■ **Goal**:
Extract the complete data exactly as given.

■ **Dataset entries**:
^^^^
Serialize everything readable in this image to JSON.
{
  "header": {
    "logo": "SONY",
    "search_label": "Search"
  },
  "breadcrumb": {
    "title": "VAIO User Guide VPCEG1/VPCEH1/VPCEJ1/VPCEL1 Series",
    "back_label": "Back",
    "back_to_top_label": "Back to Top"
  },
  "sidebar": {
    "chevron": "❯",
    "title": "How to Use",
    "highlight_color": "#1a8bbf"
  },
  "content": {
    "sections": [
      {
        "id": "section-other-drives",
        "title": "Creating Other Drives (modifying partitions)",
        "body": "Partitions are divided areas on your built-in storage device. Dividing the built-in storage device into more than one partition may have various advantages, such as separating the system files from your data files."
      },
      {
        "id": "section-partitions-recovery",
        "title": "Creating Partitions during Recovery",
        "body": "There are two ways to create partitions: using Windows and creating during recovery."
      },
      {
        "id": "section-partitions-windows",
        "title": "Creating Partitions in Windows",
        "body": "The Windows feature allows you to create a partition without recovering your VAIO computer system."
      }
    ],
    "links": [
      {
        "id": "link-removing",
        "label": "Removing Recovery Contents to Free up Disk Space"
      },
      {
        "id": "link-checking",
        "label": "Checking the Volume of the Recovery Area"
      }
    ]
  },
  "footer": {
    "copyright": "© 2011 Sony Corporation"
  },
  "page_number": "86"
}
^^^^
■ **Answer for this exercise**:
Serialize everything readable in this image to JSON.
{
  "header": {
    "logo": "SONY",
    "search_label": "Search"
  },
  "breadcrumb": {
    "title": "VAIO User Guide VPCEG1/VPCEH1/VPCEJ1/VPCEL1 Series",
    "back_label": "Back",
    "back_to_top_label": "Back to Top"
  },
  "sidebar": {
    "chevron": "❯",
    "title": "How to Use",
    "highlight_color": "#1a8bbf"
  },
  "content": {
    "sections": [
      {
        "id": "section-other-drives",
        "title": "Creating Other Drives (modifying partitions)",
        "body": "Partitions are divided areas on your built-in storage device. Dividing the built-in storage device into more than one partition may have various advantages, such as separating the system files from your data files."
      },
      {
        "id": "section-partitions-recovery",
        "title": "Creating Partitions during Recovery",
        "body": "There are two ways to create partitions: using Windows and creating during recovery."
      },
      {
        "id": "section-partitions-windows",
        "title": "Creating Partitions in Windows",
        "body": "The Windows feature allows you to create a partition without recovering your VAIO computer system."
      }
    ],
    "links": [
      {
        "id": "link-removing",
        "label": "Removing Recovery Contents to Free up Disk Space"
      },
      {
        "id": "link-checking",
        "label": "Checking the Volume of the Recovery Area"
      }
    ]
  },
  "footer": {
    "copyright": "© 2011 Sony Corporation"
  },
  "page_number": "86"
}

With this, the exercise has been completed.